=== Instructions to follow ===
Copy everything in the data below exactly except the pictures.

=== Saved entries ===
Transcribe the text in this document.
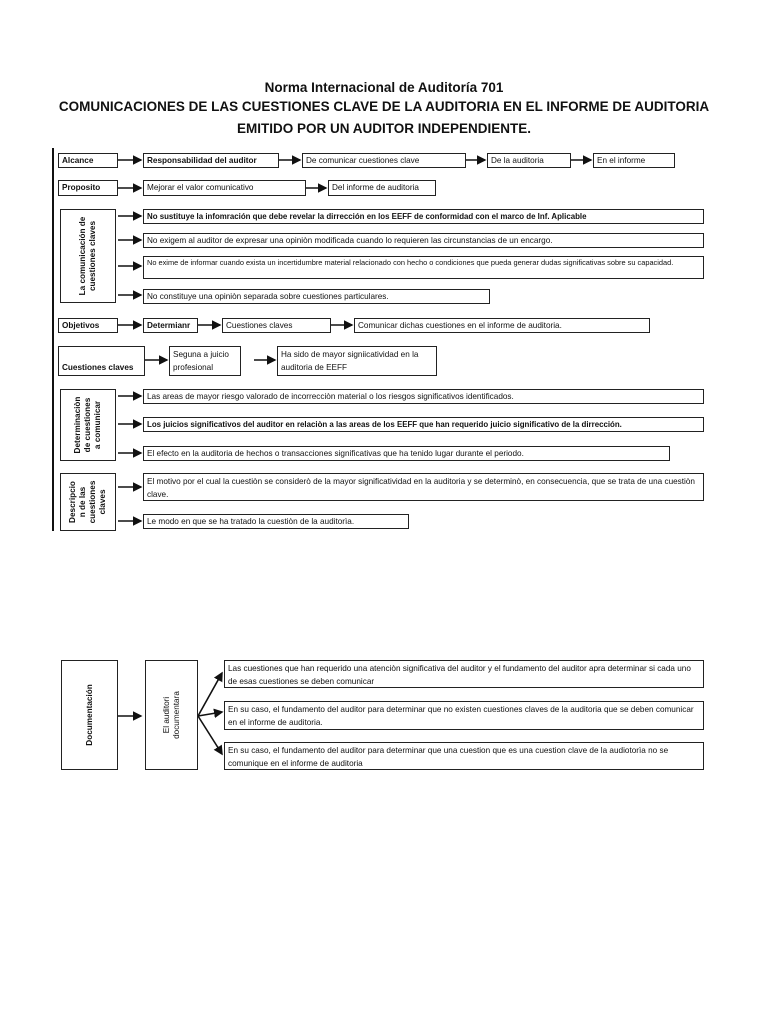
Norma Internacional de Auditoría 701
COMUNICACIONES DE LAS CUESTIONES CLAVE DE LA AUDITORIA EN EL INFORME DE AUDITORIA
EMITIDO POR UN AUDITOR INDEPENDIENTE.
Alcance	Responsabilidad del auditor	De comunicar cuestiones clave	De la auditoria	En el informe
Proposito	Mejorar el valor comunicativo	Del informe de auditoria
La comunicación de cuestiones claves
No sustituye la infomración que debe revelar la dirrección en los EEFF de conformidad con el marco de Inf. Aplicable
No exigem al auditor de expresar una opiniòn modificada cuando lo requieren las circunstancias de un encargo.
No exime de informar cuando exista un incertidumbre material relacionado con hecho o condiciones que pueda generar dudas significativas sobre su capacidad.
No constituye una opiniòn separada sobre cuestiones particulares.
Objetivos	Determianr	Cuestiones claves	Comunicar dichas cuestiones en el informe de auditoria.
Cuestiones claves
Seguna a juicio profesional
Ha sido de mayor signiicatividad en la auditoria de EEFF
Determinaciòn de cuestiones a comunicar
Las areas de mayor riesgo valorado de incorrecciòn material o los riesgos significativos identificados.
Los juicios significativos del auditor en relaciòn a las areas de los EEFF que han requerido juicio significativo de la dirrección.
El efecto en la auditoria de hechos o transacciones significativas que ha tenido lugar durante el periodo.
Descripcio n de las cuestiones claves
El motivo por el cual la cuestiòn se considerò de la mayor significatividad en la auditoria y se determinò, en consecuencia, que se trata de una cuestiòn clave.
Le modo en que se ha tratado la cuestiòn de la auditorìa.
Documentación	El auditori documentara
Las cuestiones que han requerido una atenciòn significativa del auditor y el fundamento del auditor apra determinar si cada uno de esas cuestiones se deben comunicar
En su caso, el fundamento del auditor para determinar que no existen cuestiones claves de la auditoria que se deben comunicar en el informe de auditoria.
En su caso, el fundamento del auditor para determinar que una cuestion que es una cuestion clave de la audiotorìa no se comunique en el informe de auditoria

=== Solved exercise ===
Transcribe the text in this document.
Norma Internacional de Auditoría 701
COMUNICACIONES DE LAS CUESTIONES CLAVE DE LA AUDITORIA EN EL INFORME DE AUDITORIA
EMITIDO POR UN AUDITOR INDEPENDIENTE.
Alcance	Responsabilidad del auditor	De comunicar cuestiones clave	De la auditoria	En el informe
Proposito	Mejorar el valor comunicativo	Del informe de auditoria
La comunicación de cuestiones claves
No sustituye la infomración que debe revelar la dirrección en los EEFF de conformidad con el marco de Inf. Aplicable
No exigem al auditor de expresar una opiniòn modificada cuando lo requieren las circunstancias de un encargo.
No exime de informar cuando exista un incertidumbre material relacionado con hecho o condiciones que pueda generar dudas significativas sobre su capacidad.
No constituye una opiniòn separada sobre cuestiones particulares.
Objetivos	Determianr	Cuestiones claves	Comunicar dichas cuestiones en el informe de auditoria.
Cuestiones claves
Seguna a juicio profesional
Ha sido de mayor signiicatividad en la auditoria de EEFF
Determinaciòn de cuestiones a comunicar
Las areas de mayor riesgo valorado de incorrecciòn material o los riesgos significativos identificados.
Los juicios significativos del auditor en relaciòn a las areas de los EEFF que han requerido juicio significativo de la dirrección.
El efecto en la auditoria de hechos o transacciones significativas que ha tenido lugar durante el periodo.
Descripcio n de las cuestiones claves
El motivo por el cual la cuestiòn se considerò de la mayor significatividad en la auditoria y se determinò, en consecuencia, que se trata de una cuestiòn clave.
Le modo en que se ha tratado la cuestiòn de la auditorìa.
Documentación	El auditori documentara
Las cuestiones que han requerido una atenciòn significativa del auditor y el fundamento del auditor apra determinar si cada uno de esas cuestiones se deben comunicar
En su caso, el fundamento del auditor para determinar que no existen cuestiones claves de la auditoria que se deben comunicar en el informe de auditoria.
En su caso, el fundamento del auditor para determinar que una cuestion que es una cuestion clave de la audiotorìa no se comunique en el informe de auditoria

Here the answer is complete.